TASK DESCRIPTION
Every record below should be printed exactly as given.

###

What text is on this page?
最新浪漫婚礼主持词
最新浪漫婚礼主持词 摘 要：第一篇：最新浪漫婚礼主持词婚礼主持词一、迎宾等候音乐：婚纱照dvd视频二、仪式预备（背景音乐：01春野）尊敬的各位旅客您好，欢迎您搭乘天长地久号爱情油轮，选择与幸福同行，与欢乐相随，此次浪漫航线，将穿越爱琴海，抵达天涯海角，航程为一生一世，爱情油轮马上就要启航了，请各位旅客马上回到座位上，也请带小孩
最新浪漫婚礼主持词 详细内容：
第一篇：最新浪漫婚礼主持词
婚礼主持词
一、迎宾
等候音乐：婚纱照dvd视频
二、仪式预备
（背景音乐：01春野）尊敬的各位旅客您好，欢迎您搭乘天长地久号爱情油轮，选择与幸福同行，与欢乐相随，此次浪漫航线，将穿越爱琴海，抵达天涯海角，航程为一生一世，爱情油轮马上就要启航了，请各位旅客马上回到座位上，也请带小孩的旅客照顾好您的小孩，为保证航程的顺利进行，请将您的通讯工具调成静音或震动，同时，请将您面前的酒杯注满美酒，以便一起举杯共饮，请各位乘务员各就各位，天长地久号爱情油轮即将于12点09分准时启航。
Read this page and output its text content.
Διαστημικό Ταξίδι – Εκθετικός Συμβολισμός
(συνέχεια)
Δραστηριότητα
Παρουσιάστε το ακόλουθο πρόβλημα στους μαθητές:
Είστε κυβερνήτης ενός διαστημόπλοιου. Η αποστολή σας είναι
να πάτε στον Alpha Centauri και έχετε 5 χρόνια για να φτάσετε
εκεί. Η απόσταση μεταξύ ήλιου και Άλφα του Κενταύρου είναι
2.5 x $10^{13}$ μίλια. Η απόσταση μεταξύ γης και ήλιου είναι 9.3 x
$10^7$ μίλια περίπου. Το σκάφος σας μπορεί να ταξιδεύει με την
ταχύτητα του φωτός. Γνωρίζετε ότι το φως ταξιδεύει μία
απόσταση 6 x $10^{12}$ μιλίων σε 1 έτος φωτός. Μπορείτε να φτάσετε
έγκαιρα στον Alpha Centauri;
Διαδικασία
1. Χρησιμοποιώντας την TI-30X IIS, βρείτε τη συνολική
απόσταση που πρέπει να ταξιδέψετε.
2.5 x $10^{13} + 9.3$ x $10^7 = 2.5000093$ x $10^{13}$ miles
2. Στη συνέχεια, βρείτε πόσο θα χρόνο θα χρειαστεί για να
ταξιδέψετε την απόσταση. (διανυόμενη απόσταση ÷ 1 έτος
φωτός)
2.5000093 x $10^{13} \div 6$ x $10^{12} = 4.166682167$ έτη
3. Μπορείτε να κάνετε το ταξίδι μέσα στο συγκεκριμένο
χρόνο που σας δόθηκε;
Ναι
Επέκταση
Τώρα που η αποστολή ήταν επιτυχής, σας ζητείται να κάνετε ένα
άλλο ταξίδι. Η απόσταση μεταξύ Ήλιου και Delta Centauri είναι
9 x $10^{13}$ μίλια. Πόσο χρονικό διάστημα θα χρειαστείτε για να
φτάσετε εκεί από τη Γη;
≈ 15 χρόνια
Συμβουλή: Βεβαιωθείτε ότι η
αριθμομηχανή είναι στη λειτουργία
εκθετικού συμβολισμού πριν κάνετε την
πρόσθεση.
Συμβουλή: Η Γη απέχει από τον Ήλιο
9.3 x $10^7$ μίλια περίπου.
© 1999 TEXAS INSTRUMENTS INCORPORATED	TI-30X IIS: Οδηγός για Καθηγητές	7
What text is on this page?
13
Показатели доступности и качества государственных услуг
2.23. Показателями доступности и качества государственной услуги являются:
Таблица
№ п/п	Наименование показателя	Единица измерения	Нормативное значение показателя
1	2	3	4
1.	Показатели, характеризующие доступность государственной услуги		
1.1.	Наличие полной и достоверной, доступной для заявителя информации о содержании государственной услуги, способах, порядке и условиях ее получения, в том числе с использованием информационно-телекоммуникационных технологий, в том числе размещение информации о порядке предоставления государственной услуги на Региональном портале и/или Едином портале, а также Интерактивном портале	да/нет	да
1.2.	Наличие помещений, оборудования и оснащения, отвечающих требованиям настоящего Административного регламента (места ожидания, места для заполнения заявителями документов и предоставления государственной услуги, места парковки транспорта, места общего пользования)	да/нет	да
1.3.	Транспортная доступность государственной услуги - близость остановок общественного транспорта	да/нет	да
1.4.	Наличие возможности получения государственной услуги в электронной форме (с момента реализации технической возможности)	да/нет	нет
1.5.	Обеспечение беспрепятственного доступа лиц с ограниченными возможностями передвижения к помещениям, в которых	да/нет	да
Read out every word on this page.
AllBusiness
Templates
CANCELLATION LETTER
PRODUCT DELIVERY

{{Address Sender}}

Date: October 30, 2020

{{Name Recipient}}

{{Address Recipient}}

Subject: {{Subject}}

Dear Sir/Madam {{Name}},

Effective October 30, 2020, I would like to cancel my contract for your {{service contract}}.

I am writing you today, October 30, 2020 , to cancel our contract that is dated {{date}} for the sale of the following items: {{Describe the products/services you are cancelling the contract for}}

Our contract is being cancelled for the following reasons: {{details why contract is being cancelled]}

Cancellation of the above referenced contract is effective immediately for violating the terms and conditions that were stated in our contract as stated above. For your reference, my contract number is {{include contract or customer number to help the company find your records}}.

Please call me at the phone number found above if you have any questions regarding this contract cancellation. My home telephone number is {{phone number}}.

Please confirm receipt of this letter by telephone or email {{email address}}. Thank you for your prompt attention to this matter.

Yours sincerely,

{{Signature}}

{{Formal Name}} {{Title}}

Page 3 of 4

###

THE RESPONSE
What text is on this page?
最新浪漫婚礼主持词
最新浪漫婚礼主持词 摘 要：第一篇：最新浪漫婚礼主持词婚礼主持词一、迎宾等候音乐：婚纱照dvd视频二、仪式预备（背景音乐：01春野）尊敬的各位旅客您好，欢迎您搭乘天长地久号爱情油轮，选择与幸福同行，与欢乐相随，此次浪漫航线，将穿越爱琴海，抵达天涯海角，航程为一生一世，爱情油轮马上就要启航了，请各位旅客马上回到座位上，也请带小孩
最新浪漫婚礼主持词 详细内容：
第一篇：最新浪漫婚礼主持词
婚礼主持词
一、迎宾
等候音乐：婚纱照dvd视频
二、仪式预备
（背景音乐：01春野）尊敬的各位旅客您好，欢迎您搭乘天长地久号爱情油轮，选择与幸福同行，与欢乐相随，此次浪漫航线，将穿越爱琴海，抵达天涯海角，航程为一生一世，爱情油轮马上就要启航了，请各位旅客马上回到座位上，也请带小孩的旅客照顾好您的小孩，为保证航程的顺利进行，请将您的通讯工具调成静音或震动，同时，请将您面前的酒杯注满美酒，以便一起举杯共饮，请各位乘务员各就各位，天长地久号爱情油轮即将于12点09分准时启航。
Read this page and output its text content.
Διαστημικό Ταξίδι – Εκθετικός Συμβολισμός
(συνέχεια)
Δραστηριότητα
Παρουσιάστε το ακόλουθο πρόβλημα στους μαθητές:
Είστε κυβερνήτης ενός διαστημόπλοιου. Η αποστολή σας είναι
να πάτε στον Alpha Centauri και έχετε 5 χρόνια για να φτάσετε
εκεί. Η απόσταση μεταξύ ήλιου και Άλφα του Κενταύρου είναι
2.5 x $10^{13}$ μίλια. Η απόσταση μεταξύ γης και ήλιου είναι 9.3 x
$10^7$ μίλια περίπου. Το σκάφος σας μπορεί να ταξιδεύει με την
ταχύτητα του φωτός. Γνωρίζετε ότι το φως ταξιδεύει μία
απόσταση 6 x $10^{12}$ μιλίων σε 1 έτος φωτός. Μπορείτε να φτάσετε
έγκαιρα στον Alpha Centauri;
Διαδικασία
1. Χρησιμοποιώντας την TI-30X IIS, βρείτε τη συνολική
απόσταση που πρέπει να ταξιδέψετε.
2.5 x $10^{13} + 9.3$ x $10^7 = 2.5000093$ x $10^{13}$ miles
2. Στη συνέχεια, βρείτε πόσο θα χρόνο θα χρειαστεί για να
ταξιδέψετε την απόσταση. (διανυόμενη απόσταση ÷ 1 έτος
φωτός)
2.5000093 x $10^{13} \div 6$ x $10^{12} = 4.166682167$ έτη
3. Μπορείτε να κάνετε το ταξίδι μέσα στο συγκεκριμένο
χρόνο που σας δόθηκε;
Ναι
Επέκταση
Τώρα που η αποστολή ήταν επιτυχής, σας ζητείται να κάνετε ένα
άλλο ταξίδι. Η απόσταση μεταξύ Ήλιου και Delta Centauri είναι
9 x $10^{13}$ μίλια. Πόσο χρονικό διάστημα θα χρειαστείτε για να
φτάσετε εκεί από τη Γη;
≈ 15 χρόνια
Συμβουλή: Βεβαιωθείτε ότι η
αριθμομηχανή είναι στη λειτουργία
εκθετικού συμβολισμού πριν κάνετε την
πρόσθεση.
Συμβουλή: Η Γη απέχει από τον Ήλιο
9.3 x $10^7$ μίλια περίπου.
© 1999 TEXAS INSTRUMENTS INCORPORATED	TI-30X IIS: Οδηγός για Καθηγητές	7
What text is on this page?
13
Показатели доступности и качества государственных услуг
2.23. Показателями доступности и качества государственной услуги являются:
Таблица
№ п/п	Наименование показателя	Единица измерения	Нормативное значение показателя
1	2	3	4
1.	Показатели, характеризующие доступность государственной услуги		
1.1.	Наличие полной и достоверной, доступной для заявителя информации о содержании государственной услуги, способах, порядке и условиях ее получения, в том числе с использованием информационно-телекоммуникационных технологий, в том числе размещение информации о порядке предоставления государственной услуги на Региональном портале и/или Едином портале, а также Интерактивном портале	да/нет	да
1.2.	Наличие помещений, оборудования и оснащения, отвечающих требованиям настоящего Административного регламента (места ожидания, места для заполнения заявителями документов и предоставления государственной услуги, места парковки транспорта, места общего пользования)	да/нет	да
1.3.	Транспортная доступность государственной услуги - близость остановок общественного транспорта	да/нет	да
1.4.	Наличие возможности получения государственной услуги в электронной форме (с момента реализации технической возможности)	да/нет	нет
1.5.	Обеспечение беспрепятственного доступа лиц с ограниченными возможностями передвижения к помещениям, в которых	да/нет	да
Read out every word on this page.
AllBusiness
Templates
CANCELLATION LETTER
PRODUCT DELIVERY

{{Address Sender}}

Date: October 30, 2020

{{Name Recipient}}

{{Address Recipient}}

Subject: {{Subject}}

Dear Sir/Madam {{Name}},

Effective October 30, 2020, I would like to cancel my contract for your {{service contract}}.

I am writing you today, October 30, 2020 , to cancel our contract that is dated {{date}} for the sale of the following items: {{Describe the products/services you are cancelling the contract for}}

Our contract is being cancelled for the following reasons: {{details why contract is being cancelled]}

Cancellation of the above referenced contract is effective immediately for violating the terms and conditions that were stated in our contract as stated above. For your reference, my contract number is {{include contract or customer number to help the company find your records}}.

Please call me at the phone number found above if you have any questions regarding this contract cancellation. My home telephone number is {{phone number}}.

Please confirm receipt of this letter by telephone or email {{email address}}. Thank you for your prompt attention to this matter.

Yours sincerely,

{{Signature}}

{{Formal Name}} {{Title}}

Page 3 of 4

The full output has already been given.